▶ _TO BE DONE_: Report every line from the material that contains the word "превышает".

++++++++

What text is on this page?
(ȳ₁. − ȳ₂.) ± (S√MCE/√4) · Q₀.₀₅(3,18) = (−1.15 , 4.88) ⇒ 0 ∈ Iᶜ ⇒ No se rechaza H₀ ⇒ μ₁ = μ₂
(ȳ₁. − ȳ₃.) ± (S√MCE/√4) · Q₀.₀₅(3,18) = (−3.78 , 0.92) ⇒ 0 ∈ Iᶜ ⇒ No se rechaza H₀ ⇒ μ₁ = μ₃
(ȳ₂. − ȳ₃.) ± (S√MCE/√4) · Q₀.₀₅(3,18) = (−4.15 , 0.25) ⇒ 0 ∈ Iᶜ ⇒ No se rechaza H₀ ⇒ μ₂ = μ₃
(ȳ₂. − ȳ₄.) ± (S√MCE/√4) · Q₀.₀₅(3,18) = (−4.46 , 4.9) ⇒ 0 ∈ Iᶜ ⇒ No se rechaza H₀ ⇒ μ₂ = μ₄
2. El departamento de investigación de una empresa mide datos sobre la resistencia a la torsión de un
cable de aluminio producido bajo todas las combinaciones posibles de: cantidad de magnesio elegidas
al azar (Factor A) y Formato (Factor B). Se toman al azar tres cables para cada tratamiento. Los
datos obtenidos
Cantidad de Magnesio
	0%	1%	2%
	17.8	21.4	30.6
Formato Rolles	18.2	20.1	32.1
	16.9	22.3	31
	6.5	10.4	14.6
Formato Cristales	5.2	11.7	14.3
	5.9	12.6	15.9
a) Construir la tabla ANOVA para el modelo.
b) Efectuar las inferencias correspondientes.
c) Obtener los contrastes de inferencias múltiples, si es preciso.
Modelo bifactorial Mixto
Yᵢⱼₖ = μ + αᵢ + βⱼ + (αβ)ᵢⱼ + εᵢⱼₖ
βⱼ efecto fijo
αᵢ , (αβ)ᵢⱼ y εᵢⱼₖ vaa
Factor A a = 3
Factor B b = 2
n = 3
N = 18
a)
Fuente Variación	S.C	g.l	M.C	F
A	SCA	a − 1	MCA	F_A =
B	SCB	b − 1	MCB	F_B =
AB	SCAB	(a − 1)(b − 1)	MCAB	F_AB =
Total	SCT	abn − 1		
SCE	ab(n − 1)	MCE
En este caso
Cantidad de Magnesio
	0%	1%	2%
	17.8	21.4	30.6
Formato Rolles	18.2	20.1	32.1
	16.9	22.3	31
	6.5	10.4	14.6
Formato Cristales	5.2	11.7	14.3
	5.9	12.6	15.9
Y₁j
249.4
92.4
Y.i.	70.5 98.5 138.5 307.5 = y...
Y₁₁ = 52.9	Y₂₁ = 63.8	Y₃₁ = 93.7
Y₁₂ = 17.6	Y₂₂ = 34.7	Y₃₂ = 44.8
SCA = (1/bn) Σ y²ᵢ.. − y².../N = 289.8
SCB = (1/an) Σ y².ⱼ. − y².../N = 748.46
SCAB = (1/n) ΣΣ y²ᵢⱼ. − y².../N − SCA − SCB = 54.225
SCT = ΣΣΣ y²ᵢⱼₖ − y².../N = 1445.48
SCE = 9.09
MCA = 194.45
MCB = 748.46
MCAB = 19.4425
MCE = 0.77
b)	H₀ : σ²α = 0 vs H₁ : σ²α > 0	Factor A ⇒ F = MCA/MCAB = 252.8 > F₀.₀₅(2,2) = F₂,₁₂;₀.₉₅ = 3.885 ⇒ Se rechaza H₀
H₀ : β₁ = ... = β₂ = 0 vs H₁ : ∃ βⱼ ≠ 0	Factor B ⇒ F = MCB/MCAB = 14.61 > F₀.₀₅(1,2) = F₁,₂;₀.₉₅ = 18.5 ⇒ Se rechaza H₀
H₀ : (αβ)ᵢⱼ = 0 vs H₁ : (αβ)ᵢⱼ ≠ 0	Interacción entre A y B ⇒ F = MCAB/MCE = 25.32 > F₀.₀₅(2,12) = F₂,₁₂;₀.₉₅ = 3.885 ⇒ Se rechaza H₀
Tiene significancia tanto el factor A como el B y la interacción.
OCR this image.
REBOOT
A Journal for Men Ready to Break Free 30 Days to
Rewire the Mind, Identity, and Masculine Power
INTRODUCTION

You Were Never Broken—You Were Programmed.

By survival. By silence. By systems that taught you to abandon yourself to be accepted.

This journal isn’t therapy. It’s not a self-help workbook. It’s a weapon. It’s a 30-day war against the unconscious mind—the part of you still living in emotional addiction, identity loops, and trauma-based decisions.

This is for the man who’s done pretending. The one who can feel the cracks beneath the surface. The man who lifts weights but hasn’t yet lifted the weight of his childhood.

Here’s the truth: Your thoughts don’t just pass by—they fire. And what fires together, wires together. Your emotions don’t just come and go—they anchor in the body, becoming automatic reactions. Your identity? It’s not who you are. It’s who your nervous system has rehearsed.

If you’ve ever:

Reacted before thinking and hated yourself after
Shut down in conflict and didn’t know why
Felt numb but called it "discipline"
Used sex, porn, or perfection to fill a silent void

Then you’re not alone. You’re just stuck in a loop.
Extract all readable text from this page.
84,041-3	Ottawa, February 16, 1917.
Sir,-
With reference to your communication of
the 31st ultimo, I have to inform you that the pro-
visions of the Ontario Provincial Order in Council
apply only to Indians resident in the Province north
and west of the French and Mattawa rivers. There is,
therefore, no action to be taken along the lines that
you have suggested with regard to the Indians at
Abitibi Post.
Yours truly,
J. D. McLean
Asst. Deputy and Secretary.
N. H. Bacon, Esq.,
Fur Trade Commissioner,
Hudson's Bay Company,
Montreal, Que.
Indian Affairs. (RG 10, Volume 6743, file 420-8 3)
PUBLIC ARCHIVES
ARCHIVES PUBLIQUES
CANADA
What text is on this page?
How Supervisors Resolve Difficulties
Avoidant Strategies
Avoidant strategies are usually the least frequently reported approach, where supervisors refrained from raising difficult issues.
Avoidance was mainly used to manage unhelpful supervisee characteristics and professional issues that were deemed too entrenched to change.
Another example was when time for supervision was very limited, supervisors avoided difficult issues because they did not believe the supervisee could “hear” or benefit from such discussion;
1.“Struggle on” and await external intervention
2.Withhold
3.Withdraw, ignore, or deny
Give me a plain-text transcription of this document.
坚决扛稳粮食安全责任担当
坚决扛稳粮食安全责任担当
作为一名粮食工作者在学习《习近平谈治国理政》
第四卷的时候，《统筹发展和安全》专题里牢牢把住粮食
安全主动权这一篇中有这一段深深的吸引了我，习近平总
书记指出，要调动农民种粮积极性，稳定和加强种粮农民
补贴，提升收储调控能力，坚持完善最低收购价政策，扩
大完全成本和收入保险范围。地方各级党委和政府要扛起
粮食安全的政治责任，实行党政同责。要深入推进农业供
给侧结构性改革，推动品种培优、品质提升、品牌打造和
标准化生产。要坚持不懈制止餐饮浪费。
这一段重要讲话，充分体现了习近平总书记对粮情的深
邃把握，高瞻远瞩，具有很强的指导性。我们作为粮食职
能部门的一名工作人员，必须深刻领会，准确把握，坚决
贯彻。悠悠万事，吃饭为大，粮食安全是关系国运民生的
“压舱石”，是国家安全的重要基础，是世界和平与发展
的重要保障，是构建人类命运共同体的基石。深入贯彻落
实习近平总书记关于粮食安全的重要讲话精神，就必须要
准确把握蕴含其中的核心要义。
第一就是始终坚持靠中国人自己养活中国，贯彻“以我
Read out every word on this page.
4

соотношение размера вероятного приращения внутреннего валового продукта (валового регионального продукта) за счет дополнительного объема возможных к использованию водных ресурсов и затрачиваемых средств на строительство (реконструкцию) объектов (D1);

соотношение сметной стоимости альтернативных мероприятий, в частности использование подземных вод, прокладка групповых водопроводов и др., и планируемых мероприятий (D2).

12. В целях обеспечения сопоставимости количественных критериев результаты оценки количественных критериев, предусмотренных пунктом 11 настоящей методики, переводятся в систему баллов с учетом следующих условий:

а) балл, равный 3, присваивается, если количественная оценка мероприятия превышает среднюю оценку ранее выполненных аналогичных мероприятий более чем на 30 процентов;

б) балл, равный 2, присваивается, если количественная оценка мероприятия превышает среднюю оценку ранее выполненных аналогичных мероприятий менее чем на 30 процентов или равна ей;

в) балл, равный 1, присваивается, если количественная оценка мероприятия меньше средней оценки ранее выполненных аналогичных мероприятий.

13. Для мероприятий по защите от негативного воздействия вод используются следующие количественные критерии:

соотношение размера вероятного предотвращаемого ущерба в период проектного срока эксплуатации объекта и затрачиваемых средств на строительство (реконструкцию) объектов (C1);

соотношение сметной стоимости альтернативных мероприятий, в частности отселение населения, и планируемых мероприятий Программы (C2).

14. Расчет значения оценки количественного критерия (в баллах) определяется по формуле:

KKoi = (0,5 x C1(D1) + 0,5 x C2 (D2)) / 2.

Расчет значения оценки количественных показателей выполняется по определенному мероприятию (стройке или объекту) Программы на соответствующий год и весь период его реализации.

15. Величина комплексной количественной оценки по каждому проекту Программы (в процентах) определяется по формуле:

++++++++

▶ _RESULT BELOW_:
а) балл, равный 3, присваивается, если количественная оценка мероприятия превышает среднюю оценку ранее выполненных аналогичных мероприятий более чем на 30 процентов;
б) балл, равный 2, присваивается, если количественная оценка мероприятия превышает среднюю оценку ранее выполненных аналогичных мероприятий менее чем на 30 процентов или равна ей;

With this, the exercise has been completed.